__Requirements__: Copy each line that has the string "kvalifikacijos" somewhere in it.

-- BEGIN --

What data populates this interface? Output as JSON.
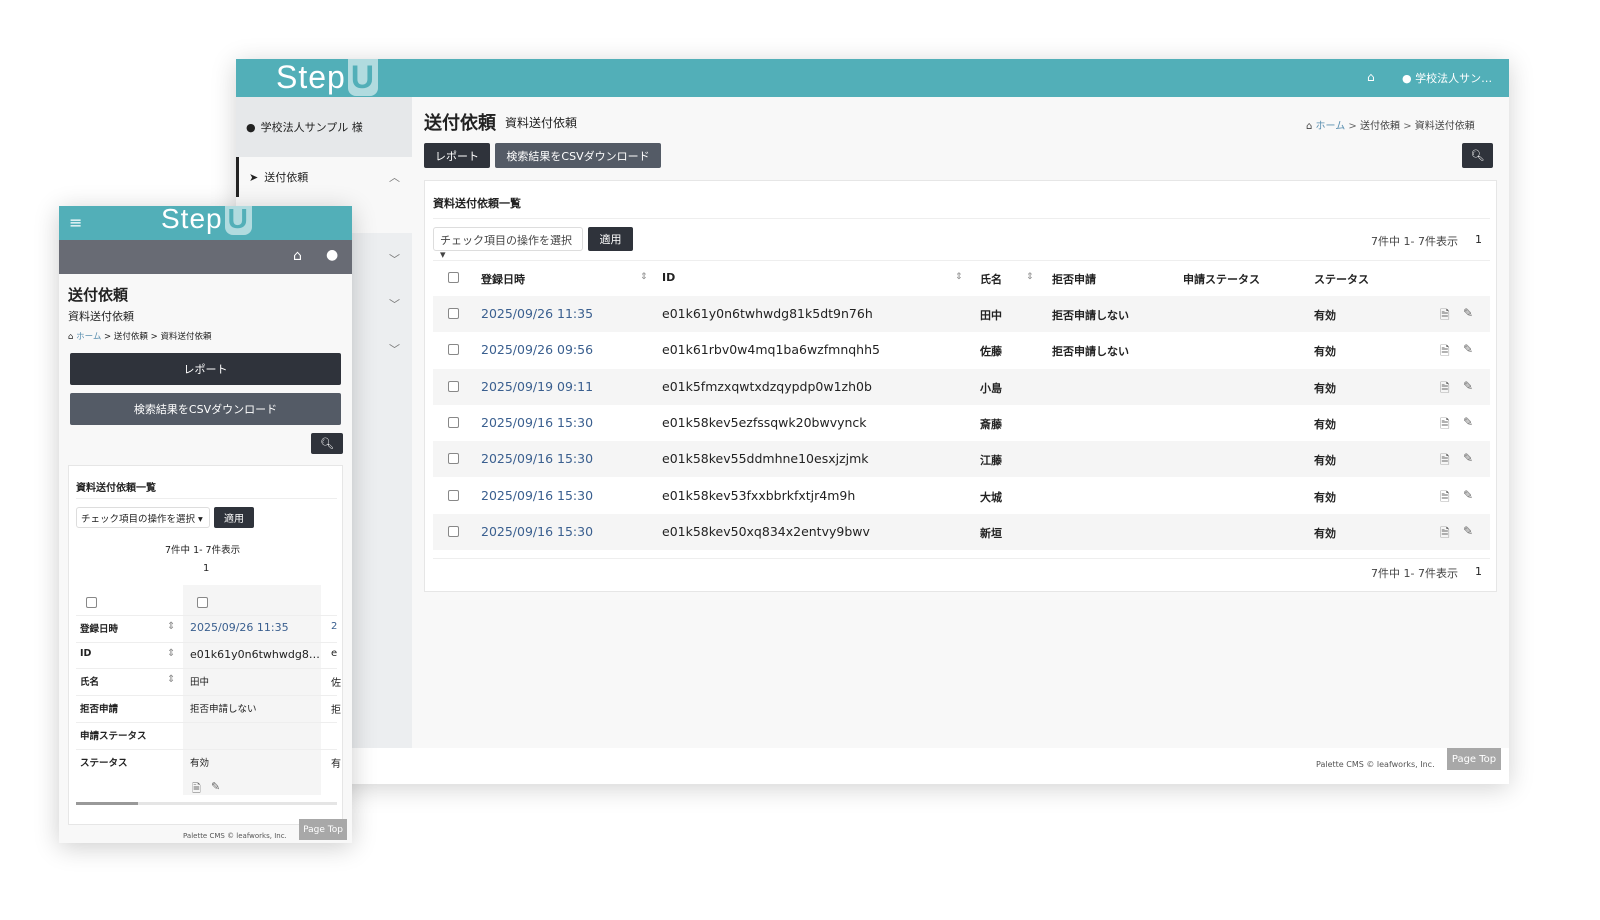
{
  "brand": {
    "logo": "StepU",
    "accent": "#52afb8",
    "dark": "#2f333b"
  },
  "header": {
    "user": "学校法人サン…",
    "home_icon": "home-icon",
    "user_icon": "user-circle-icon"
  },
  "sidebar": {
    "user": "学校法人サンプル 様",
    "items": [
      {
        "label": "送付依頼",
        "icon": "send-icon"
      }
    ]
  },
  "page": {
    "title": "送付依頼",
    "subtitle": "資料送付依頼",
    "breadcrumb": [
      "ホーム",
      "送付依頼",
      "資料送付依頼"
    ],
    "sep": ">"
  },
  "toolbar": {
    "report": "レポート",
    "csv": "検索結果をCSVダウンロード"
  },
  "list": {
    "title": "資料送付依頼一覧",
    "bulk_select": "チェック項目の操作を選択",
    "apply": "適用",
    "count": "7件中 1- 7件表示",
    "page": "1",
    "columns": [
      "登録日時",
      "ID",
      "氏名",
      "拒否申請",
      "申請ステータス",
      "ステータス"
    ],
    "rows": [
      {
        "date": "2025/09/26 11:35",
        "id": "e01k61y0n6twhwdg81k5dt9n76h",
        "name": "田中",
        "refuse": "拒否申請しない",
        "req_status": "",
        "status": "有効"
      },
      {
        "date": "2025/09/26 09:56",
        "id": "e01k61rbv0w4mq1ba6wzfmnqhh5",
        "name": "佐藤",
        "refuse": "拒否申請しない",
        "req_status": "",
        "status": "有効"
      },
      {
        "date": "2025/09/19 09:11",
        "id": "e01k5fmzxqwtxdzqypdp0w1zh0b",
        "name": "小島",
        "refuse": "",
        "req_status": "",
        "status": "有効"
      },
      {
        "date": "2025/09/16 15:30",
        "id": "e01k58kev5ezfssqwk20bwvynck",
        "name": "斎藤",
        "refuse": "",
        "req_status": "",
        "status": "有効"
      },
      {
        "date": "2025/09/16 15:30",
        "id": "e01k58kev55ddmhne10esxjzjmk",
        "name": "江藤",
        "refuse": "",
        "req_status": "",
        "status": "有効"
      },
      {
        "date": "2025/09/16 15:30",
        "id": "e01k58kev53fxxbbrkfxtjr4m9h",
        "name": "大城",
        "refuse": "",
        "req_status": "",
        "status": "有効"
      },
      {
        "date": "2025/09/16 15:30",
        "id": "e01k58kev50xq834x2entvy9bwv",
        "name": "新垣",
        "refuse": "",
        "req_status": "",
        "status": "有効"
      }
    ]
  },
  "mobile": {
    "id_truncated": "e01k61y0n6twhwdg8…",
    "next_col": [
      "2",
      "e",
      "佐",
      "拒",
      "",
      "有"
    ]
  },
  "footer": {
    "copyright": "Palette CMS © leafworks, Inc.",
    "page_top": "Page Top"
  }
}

-- END --
-- BEGIN --

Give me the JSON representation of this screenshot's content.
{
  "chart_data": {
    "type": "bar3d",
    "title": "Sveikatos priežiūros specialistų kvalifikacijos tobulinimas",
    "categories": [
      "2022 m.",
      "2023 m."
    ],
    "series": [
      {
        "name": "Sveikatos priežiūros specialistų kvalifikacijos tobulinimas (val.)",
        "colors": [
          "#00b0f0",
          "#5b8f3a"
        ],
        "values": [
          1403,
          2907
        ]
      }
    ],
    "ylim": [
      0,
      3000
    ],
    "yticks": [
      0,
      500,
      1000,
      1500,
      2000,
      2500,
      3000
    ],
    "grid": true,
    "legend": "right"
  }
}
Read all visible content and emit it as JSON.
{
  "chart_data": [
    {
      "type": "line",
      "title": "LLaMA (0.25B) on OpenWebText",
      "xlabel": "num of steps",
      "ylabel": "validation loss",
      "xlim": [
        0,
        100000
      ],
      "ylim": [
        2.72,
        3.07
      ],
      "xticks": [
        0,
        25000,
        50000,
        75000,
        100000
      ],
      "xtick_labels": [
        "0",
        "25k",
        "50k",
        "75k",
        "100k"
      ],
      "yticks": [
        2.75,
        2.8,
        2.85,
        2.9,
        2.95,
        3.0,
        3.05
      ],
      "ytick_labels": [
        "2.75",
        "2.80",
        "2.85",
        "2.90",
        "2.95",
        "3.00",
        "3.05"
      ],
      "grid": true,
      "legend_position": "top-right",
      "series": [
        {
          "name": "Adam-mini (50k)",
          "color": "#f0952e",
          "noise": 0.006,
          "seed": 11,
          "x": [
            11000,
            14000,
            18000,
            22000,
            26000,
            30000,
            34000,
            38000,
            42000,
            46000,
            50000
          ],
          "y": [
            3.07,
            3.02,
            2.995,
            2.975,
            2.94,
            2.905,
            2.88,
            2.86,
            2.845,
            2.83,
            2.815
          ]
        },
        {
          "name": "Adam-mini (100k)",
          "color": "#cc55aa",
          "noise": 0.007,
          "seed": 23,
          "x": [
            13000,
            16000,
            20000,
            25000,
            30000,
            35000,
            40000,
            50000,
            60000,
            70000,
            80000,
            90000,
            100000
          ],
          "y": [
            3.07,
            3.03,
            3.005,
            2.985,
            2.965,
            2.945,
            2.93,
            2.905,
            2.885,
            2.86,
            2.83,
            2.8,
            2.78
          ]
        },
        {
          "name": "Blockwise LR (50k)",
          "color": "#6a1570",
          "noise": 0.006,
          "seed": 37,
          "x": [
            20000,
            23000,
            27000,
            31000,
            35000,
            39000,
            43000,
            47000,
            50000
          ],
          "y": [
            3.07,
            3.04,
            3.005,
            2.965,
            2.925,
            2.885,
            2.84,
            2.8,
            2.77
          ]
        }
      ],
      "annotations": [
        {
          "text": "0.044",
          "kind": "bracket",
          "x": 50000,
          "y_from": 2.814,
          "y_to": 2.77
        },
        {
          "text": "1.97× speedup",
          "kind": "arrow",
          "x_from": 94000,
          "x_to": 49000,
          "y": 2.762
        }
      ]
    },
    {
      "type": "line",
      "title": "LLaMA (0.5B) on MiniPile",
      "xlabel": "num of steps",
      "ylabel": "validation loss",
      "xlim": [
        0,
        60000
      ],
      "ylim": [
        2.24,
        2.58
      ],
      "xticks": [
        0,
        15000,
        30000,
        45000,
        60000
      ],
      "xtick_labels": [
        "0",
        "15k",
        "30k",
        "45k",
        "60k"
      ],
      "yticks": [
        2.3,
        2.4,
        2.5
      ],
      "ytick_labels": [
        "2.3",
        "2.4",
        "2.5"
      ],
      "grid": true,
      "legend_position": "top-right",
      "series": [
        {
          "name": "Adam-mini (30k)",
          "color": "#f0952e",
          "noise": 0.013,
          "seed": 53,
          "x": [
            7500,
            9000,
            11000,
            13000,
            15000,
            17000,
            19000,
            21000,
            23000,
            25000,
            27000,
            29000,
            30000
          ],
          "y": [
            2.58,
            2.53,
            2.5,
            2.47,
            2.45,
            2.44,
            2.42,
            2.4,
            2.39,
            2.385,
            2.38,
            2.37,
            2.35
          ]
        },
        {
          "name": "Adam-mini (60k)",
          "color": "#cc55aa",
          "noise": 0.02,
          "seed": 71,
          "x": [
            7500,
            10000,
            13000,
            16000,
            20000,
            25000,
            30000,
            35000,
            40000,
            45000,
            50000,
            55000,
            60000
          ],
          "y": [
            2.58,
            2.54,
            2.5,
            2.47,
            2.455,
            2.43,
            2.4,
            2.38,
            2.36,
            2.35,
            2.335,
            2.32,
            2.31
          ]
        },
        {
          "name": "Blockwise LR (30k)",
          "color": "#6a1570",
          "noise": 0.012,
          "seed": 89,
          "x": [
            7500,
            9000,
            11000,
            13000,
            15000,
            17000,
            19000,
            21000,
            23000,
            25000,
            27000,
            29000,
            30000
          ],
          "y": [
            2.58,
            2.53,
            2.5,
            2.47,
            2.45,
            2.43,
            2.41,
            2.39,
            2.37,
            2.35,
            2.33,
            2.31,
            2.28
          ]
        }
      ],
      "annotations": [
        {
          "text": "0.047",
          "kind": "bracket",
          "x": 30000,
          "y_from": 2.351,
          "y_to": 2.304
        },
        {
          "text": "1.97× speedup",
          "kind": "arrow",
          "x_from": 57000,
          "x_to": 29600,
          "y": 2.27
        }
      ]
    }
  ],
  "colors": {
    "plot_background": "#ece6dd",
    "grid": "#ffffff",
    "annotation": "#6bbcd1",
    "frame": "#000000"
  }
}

-- END --
-- BEGIN --

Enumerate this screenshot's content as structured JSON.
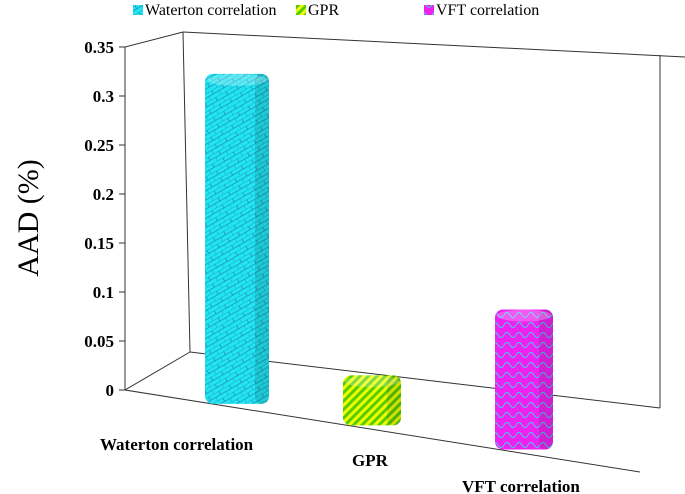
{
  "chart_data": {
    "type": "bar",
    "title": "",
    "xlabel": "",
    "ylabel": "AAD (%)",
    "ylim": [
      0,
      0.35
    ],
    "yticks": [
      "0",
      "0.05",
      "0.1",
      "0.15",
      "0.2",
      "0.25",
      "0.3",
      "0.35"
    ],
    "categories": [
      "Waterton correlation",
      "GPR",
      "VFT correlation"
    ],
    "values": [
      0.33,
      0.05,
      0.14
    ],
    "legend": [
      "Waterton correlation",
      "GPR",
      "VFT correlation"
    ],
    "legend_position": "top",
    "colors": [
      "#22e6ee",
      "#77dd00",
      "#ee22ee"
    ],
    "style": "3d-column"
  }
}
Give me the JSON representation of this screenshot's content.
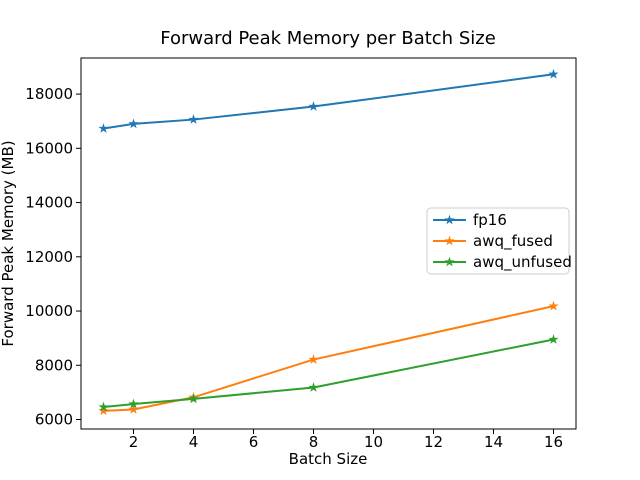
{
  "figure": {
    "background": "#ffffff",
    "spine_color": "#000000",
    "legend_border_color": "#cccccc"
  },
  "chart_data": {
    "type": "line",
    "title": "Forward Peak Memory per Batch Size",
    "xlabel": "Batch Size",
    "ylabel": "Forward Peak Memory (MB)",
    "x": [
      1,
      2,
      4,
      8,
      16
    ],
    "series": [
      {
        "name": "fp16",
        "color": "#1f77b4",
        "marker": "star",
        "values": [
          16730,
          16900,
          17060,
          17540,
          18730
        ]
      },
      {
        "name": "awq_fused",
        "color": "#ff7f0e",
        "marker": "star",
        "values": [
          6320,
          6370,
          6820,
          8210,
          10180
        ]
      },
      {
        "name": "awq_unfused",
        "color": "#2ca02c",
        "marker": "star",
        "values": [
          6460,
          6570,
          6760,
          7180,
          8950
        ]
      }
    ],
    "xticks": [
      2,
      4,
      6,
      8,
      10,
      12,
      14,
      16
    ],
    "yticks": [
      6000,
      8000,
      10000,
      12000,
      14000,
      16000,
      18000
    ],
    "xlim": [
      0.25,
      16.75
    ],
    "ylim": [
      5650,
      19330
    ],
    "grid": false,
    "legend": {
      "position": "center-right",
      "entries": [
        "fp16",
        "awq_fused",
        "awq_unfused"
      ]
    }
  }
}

-- END --

__The result__:
    "title": "Sveikatos priežiūros specialistų kvalifikacijos tobulinimas",
        "name": "Sveikatos priežiūros specialistų kvalifikacijos tobulinimas (val.)",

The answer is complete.